Can you format every line of the listing below as a numbered list, leaving out any blank lines?
▬▬▬▬▬▬
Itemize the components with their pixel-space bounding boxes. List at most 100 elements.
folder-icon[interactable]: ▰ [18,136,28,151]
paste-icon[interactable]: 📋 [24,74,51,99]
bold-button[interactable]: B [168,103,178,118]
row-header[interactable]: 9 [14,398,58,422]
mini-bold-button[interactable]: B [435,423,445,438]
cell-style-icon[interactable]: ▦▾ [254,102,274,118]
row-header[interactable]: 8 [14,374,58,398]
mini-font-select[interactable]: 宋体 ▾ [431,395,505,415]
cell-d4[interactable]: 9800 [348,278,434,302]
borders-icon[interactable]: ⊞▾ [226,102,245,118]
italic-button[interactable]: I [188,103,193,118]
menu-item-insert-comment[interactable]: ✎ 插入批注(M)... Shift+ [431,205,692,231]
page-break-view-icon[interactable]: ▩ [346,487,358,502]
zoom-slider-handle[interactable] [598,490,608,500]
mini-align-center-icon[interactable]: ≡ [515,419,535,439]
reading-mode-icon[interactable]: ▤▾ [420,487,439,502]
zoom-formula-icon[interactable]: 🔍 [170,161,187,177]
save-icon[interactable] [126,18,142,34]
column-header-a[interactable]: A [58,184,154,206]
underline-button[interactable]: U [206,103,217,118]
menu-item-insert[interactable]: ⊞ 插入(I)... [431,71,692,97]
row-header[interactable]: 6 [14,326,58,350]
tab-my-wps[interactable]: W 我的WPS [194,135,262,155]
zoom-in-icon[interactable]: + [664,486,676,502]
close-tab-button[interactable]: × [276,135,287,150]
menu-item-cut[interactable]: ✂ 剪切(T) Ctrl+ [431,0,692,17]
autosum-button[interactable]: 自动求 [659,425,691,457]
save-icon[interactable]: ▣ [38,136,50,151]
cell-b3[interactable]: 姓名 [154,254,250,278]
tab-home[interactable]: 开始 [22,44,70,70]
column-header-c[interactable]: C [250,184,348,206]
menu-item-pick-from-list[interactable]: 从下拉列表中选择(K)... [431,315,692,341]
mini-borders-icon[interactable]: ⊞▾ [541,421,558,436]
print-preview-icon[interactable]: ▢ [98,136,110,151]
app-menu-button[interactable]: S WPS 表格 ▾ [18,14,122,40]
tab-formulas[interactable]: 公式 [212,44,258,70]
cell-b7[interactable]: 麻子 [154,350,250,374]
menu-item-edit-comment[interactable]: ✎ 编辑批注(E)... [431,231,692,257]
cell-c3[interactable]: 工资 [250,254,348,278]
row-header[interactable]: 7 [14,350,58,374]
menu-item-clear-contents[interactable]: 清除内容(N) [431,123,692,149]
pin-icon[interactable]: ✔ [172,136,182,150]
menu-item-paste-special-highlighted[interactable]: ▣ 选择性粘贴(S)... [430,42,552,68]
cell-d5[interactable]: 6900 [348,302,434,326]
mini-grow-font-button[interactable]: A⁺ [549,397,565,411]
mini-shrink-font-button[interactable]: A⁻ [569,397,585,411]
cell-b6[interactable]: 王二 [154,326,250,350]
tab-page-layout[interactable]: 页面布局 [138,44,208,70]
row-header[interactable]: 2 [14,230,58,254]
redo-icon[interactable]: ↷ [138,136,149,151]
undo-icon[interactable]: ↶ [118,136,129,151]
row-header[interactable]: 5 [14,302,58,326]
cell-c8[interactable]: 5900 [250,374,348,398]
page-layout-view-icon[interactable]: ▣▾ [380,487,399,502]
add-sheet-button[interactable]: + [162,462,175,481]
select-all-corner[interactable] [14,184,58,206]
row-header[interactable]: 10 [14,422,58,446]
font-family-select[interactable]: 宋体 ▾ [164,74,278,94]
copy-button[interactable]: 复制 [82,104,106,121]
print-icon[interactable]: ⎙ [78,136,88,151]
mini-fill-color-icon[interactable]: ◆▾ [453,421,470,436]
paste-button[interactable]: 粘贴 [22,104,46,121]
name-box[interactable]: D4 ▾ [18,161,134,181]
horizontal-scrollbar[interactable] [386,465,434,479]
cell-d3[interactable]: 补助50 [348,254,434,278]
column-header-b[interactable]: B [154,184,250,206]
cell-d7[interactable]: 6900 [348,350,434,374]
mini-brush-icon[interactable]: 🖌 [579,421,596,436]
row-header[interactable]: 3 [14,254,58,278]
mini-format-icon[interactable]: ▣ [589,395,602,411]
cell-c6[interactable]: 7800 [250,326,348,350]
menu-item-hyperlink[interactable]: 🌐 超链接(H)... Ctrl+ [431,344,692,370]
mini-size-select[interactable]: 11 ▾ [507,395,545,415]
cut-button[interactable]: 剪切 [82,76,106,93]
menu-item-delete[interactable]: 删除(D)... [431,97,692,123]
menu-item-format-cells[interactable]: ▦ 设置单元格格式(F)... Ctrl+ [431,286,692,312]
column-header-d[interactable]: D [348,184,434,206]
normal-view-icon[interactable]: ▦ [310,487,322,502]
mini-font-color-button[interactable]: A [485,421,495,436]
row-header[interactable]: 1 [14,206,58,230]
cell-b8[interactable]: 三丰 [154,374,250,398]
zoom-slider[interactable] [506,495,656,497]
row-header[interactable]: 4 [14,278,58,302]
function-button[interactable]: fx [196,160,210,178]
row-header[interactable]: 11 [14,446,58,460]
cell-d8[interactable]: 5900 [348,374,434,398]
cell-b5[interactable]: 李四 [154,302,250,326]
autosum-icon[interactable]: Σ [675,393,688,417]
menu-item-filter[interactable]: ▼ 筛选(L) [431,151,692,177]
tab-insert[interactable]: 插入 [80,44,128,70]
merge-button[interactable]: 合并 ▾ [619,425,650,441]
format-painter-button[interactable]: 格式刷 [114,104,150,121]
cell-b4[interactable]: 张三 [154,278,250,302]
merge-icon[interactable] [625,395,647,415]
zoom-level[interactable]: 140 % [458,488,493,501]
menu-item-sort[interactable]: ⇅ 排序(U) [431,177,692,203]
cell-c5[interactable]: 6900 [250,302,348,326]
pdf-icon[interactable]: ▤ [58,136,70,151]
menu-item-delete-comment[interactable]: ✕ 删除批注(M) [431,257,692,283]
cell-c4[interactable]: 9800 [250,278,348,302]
▬▬▬▬▬▬
**Full output**
1. Itemize the components with their pixel-space bounding boxes. List at most 100 elements.
2. folder-icon[interactable]: ▰ [18,136,28,151]
3. paste-icon[interactable]: 📋 [24,74,51,99]
4. bold-button[interactable]: B [168,103,178,118]
5. row-header[interactable]: 9 [14,398,58,422]
6. mini-bold-button[interactable]: B [435,423,445,438]
7. cell-style-icon[interactable]: ▦▾ [254,102,274,118]
8. row-header[interactable]: 8 [14,374,58,398]
9. mini-font-select[interactable]: 宋体 ▾ [431,395,505,415]
10. cell-d4[interactable]: 9800 [348,278,434,302]
11. borders-icon[interactable]: ⊞▾ [226,102,245,118]
12. italic-button[interactable]: I [188,103,193,118]
13. menu-item-insert-comment[interactable]: ✎ 插入批注(M)... Shift+ [431,205,692,231]
14. page-break-view-icon[interactable]: ▩ [346,487,358,502]
15. zoom-slider-handle[interactable] [598,490,608,500]
16. mini-align-center-icon[interactable]: ≡ [515,419,535,439]
17. reading-mode-icon[interactable]: ▤▾ [420,487,439,502]
18. zoom-formula-icon[interactable]: 🔍 [170,161,187,177]
19. save-icon[interactable] [126,18,142,34]
20. column-header-a[interactable]: A [58,184,154,206]
21. underline-button[interactable]: U [206,103,217,118]
22. menu-item-insert[interactable]: ⊞ 插入(I)... [431,71,692,97]
23. row-header[interactable]: 6 [14,326,58,350]
24. tab-my-wps[interactable]: W 我的WPS [194,135,262,155]
25. zoom-in-icon[interactable]: + [664,486,676,502]
26. close-tab-button[interactable]: × [276,135,287,150]
27. menu-item-cut[interactable]: ✂ 剪切(T) Ctrl+ [431,0,692,17]
28. autosum-button[interactable]: 自动求 [659,425,691,457]
29. save-icon[interactable]: ▣ [38,136,50,151]
30. cell-b3[interactable]: 姓名 [154,254,250,278]
31. tab-home[interactable]: 开始 [22,44,70,70]
32. column-header-c[interactable]: C [250,184,348,206]
33. menu-item-pick-from-list[interactable]: 从下拉列表中选择(K)... [431,315,692,341]
34. mini-borders-icon[interactable]: ⊞▾ [541,421,558,436]
35. print-preview-icon[interactable]: ▢ [98,136,110,151]
36. app-menu-button[interactable]: S WPS 表格 ▾ [18,14,122,40]
37. tab-formulas[interactable]: 公式 [212,44,258,70]
38. cell-b7[interactable]: 麻子 [154,350,250,374]
39. menu-item-edit-comment[interactable]: ✎ 编辑批注(E)... [431,231,692,257]
40. cell-c3[interactable]: 工资 [250,254,348,278]
41. row-header[interactable]: 7 [14,350,58,374]
42. menu-item-clear-contents[interactable]: 清除内容(N) [431,123,692,149]
43. pin-icon[interactable]: ✔ [172,136,182,150]
44. menu-item-paste-special-highlighted[interactable]: ▣ 选择性粘贴(S)... [430,42,552,68]
45. cell-d5[interactable]: 6900 [348,302,434,326]
46. mini-grow-font-button[interactable]: A⁺ [549,397,565,411]
47. mini-shrink-font-button[interactable]: A⁻ [569,397,585,411]
48. cell-b6[interactable]: 王二 [154,326,250,350]
49. tab-page-layout[interactable]: 页面布局 [138,44,208,70]
50. row-header[interactable]: 2 [14,230,58,254]
51. redo-icon[interactable]: ↷ [138,136,149,151]
52. undo-icon[interactable]: ↶ [118,136,129,151]
53. row-header[interactable]: 5 [14,302,58,326]
54. cell-c8[interactable]: 5900 [250,374,348,398]
55. page-layout-view-icon[interactable]: ▣▾ [380,487,399,502]
56. add-sheet-button[interactable]: + [162,462,175,481]
57. select-all-corner[interactable] [14,184,58,206]
58. row-header[interactable]: 10 [14,422,58,446]
59. font-family-select[interactable]: 宋体 ▾ [164,74,278,94]
60. copy-button[interactable]: 复制 [82,104,106,121]
61. print-icon[interactable]: ⎙ [78,136,88,151]
62. mini-fill-color-icon[interactable]: ◆▾ [453,421,470,436]
63. paste-button[interactable]: 粘贴 [22,104,46,121]
64. name-box[interactable]: D4 ▾ [18,161,134,181]
65. horizontal-scrollbar[interactable] [386,465,434,479]
66. cell-d3[interactable]: 补助50 [348,254,434,278]
67. column-header-b[interactable]: B [154,184,250,206]
68. cell-d7[interactable]: 6900 [348,350,434,374]
69. mini-brush-icon[interactable]: 🖌 [579,421,596,436]
70. row-header[interactable]: 3 [14,254,58,278]
71. mini-format-icon[interactable]: ▣ [589,395,602,411]
72. cell-c6[interactable]: 7800 [250,326,348,350]
73. menu-item-hyperlink[interactable]: 🌐 超链接(H)... Ctrl+ [431,344,692,370]
74. mini-size-select[interactable]: 11 ▾ [507,395,545,415]
75. cut-button[interactable]: 剪切 [82,76,106,93]
76. menu-item-delete[interactable]: 删除(D)... [431,97,692,123]
77. menu-item-format-cells[interactable]: ▦ 设置单元格格式(F)... Ctrl+ [431,286,692,312]
78. column-header-d[interactable]: D [348,184,434,206]
79. normal-view-icon[interactable]: ▦ [310,487,322,502]
80. mini-font-color-button[interactable]: A [485,421,495,436]
81. row-header[interactable]: 1 [14,206,58,230]
82. cell-b8[interactable]: 三丰 [154,374,250,398]
83. zoom-slider[interactable] [506,495,656,497]
84. row-header[interactable]: 4 [14,278,58,302]
85. function-button[interactable]: fx [196,160,210,178]
86. row-header[interactable]: 11 [14,446,58,460]
87. cell-d8[interactable]: 5900 [348,374,434,398]
88. cell-b5[interactable]: 李四 [154,302,250,326]
89. autosum-icon[interactable]: Σ [675,393,688,417]
90. menu-item-filter[interactable]: ▼ 筛选(L) [431,151,692,177]
91. tab-insert[interactable]: 插入 [80,44,128,70]
92. merge-button[interactable]: 合并 ▾ [619,425,650,441]
93. format-painter-button[interactable]: 格式刷 [114,104,150,121]
94. cell-b4[interactable]: 张三 [154,278,250,302]
95. merge-icon[interactable] [625,395,647,415]
96. zoom-level[interactable]: 140 % [458,488,493,501]
97. menu-item-sort[interactable]: ⇅ 排序(U) [431,177,692,203]
98. cell-c5[interactable]: 6900 [250,302,348,326]
99. pdf-icon[interactable]: ▤ [58,136,70,151]
100. menu-item-delete-comment[interactable]: ✕ 删除批注(M) [431,257,692,283]
101. cell-c4[interactable]: 9800 [250,278,348,302]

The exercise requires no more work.